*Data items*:
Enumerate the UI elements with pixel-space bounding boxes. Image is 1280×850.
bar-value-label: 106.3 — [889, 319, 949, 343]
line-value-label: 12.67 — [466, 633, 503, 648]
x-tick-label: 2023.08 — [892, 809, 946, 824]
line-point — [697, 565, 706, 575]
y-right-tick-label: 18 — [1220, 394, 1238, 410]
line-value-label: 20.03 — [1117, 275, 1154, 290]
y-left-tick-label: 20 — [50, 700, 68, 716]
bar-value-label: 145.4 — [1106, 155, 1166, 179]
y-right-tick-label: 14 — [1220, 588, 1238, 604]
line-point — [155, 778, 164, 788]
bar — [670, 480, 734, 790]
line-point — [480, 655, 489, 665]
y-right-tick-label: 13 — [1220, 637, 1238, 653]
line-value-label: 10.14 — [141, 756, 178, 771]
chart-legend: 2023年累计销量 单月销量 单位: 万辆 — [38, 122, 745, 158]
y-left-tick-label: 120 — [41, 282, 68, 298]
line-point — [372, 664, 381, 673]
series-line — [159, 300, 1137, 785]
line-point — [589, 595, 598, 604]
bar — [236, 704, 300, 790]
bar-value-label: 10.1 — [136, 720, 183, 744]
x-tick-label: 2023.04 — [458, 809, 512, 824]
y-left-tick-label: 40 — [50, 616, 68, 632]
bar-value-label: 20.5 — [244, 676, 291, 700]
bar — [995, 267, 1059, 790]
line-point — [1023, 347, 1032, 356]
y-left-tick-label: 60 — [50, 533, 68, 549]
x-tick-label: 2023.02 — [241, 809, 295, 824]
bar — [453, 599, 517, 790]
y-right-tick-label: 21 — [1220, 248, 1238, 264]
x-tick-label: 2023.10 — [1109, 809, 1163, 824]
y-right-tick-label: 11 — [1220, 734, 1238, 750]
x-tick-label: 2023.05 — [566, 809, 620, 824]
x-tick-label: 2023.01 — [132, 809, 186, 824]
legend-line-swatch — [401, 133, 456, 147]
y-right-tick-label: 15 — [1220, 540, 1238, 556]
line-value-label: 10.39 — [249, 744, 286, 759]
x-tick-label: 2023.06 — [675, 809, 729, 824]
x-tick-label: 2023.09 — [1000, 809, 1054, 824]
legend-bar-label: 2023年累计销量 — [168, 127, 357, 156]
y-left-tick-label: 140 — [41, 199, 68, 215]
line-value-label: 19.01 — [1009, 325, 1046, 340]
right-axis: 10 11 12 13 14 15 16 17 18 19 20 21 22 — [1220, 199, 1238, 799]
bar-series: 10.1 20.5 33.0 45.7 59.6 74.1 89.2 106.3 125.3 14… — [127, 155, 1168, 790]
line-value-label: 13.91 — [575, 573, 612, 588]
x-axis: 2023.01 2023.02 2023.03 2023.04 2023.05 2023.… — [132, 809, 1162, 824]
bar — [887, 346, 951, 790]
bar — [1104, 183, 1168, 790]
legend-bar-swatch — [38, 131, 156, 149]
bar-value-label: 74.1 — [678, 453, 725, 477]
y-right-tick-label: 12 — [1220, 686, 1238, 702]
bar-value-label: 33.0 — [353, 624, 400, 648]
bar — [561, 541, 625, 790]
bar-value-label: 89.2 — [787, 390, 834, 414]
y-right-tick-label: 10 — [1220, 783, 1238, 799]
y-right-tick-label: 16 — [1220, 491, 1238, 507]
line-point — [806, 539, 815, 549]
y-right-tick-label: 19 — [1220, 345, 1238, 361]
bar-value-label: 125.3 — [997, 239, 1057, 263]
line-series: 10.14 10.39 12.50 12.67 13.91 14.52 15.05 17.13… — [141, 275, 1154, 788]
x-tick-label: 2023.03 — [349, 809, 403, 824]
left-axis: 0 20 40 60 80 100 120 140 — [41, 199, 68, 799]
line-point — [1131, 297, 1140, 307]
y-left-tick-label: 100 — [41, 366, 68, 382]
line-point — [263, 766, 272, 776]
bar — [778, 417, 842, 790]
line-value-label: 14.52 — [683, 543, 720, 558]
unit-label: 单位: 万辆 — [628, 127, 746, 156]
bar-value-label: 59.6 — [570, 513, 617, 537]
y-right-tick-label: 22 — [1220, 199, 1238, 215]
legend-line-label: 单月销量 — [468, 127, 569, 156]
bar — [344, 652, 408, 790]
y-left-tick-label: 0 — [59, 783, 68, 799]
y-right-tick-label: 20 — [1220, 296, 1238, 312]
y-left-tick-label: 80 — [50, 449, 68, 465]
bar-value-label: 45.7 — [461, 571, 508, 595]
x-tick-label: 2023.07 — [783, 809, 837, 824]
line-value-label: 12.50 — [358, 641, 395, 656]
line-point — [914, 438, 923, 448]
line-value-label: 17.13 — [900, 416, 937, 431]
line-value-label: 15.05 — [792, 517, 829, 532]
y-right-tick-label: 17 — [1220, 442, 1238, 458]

*WRITTEN EXERCISE*: Reproduce every line of the data above word for word, keeping the original order.

*ANSWER TO THE EXERCISE*:
Enumerate the UI elements with pixel-space bounding boxes. Image is 1280×850.
bar-value-label: 106.3 — [889, 319, 949, 343]
line-value-label: 12.67 — [466, 633, 503, 648]
x-tick-label: 2023.08 — [892, 809, 946, 824]
line-point — [697, 565, 706, 575]
y-right-tick-label: 18 — [1220, 394, 1238, 410]
line-value-label: 20.03 — [1117, 275, 1154, 290]
y-left-tick-label: 20 — [50, 700, 68, 716]
bar-value-label: 145.4 — [1106, 155, 1166, 179]
y-right-tick-label: 14 — [1220, 588, 1238, 604]
line-point — [155, 778, 164, 788]
bar — [670, 480, 734, 790]
line-point — [480, 655, 489, 665]
y-right-tick-label: 13 — [1220, 637, 1238, 653]
line-value-label: 10.14 — [141, 756, 178, 771]
chart-legend: 2023年累计销量 单月销量 单位: 万辆 — [38, 122, 745, 158]
y-left-tick-label: 120 — [41, 282, 68, 298]
line-point — [372, 664, 381, 673]
series-line — [159, 300, 1137, 785]
line-point — [589, 595, 598, 604]
bar — [236, 704, 300, 790]
bar-value-label: 10.1 — [136, 720, 183, 744]
x-tick-label: 2023.04 — [458, 809, 512, 824]
y-left-tick-label: 40 — [50, 616, 68, 632]
bar-value-label: 20.5 — [244, 676, 291, 700]
bar — [995, 267, 1059, 790]
line-point — [1023, 347, 1032, 356]
y-left-tick-label: 60 — [50, 533, 68, 549]
x-tick-label: 2023.02 — [241, 809, 295, 824]
bar — [453, 599, 517, 790]
y-right-tick-label: 21 — [1220, 248, 1238, 264]
x-tick-label: 2023.10 — [1109, 809, 1163, 824]
y-right-tick-label: 11 — [1220, 734, 1238, 750]
x-tick-label: 2023.05 — [566, 809, 620, 824]
x-tick-label: 2023.01 — [132, 809, 186, 824]
legend-line-swatch — [401, 133, 456, 147]
y-right-tick-label: 15 — [1220, 540, 1238, 556]
line-value-label: 10.39 — [249, 744, 286, 759]
x-tick-label: 2023.06 — [675, 809, 729, 824]
x-tick-label: 2023.09 — [1000, 809, 1054, 824]
legend-bar-label: 2023年累计销量 — [168, 127, 357, 156]
y-left-tick-label: 140 — [41, 199, 68, 215]
line-value-label: 19.01 — [1009, 325, 1046, 340]
right-axis: 10 11 12 13 14 15 16 17 18 19 20 21 22 — [1220, 199, 1238, 799]
bar-series: 10.1 20.5 33.0 45.7 59.6 74.1 89.2 106.3 125.3 14… — [127, 155, 1168, 790]
line-value-label: 13.91 — [575, 573, 612, 588]
x-axis: 2023.01 2023.02 2023.03 2023.04 2023.05 2023.… — [132, 809, 1162, 824]
bar — [887, 346, 951, 790]
bar — [1104, 183, 1168, 790]
legend-bar-swatch — [38, 131, 156, 149]
bar-value-label: 74.1 — [678, 453, 725, 477]
y-right-tick-label: 12 — [1220, 686, 1238, 702]
bar-value-label: 33.0 — [353, 624, 400, 648]
bar — [561, 541, 625, 790]
bar-value-label: 89.2 — [787, 390, 834, 414]
y-right-tick-label: 10 — [1220, 783, 1238, 799]
y-right-tick-label: 16 — [1220, 491, 1238, 507]
line-point — [806, 539, 815, 549]
y-right-tick-label: 19 — [1220, 345, 1238, 361]
bar-value-label: 125.3 — [997, 239, 1057, 263]
line-series: 10.14 10.39 12.50 12.67 13.91 14.52 15.05 17.13… — [141, 275, 1154, 788]
x-tick-label: 2023.03 — [349, 809, 403, 824]
left-axis: 0 20 40 60 80 100 120 140 — [41, 199, 68, 799]
line-point — [1131, 297, 1140, 307]
y-left-tick-label: 100 — [41, 366, 68, 382]
line-point — [263, 766, 272, 776]
bar — [778, 417, 842, 790]
line-value-label: 14.52 — [683, 543, 720, 558]
unit-label: 单位: 万辆 — [628, 127, 746, 156]
bar-value-label: 59.6 — [570, 513, 617, 537]
y-right-tick-label: 22 — [1220, 199, 1238, 215]
legend-line-label: 单月销量 — [468, 127, 569, 156]
bar — [344, 652, 408, 790]
y-left-tick-label: 0 — [59, 783, 68, 799]
y-right-tick-label: 20 — [1220, 296, 1238, 312]
y-left-tick-label: 80 — [50, 449, 68, 465]
bar-value-label: 45.7 — [461, 571, 508, 595]
x-tick-label: 2023.07 — [783, 809, 837, 824]
line-value-label: 12.50 — [358, 641, 395, 656]
line-point — [914, 438, 923, 448]
line-value-label: 17.13 — [900, 416, 937, 431]
line-value-label: 15.05 — [792, 517, 829, 532]
y-right-tick-label: 17 — [1220, 442, 1238, 458]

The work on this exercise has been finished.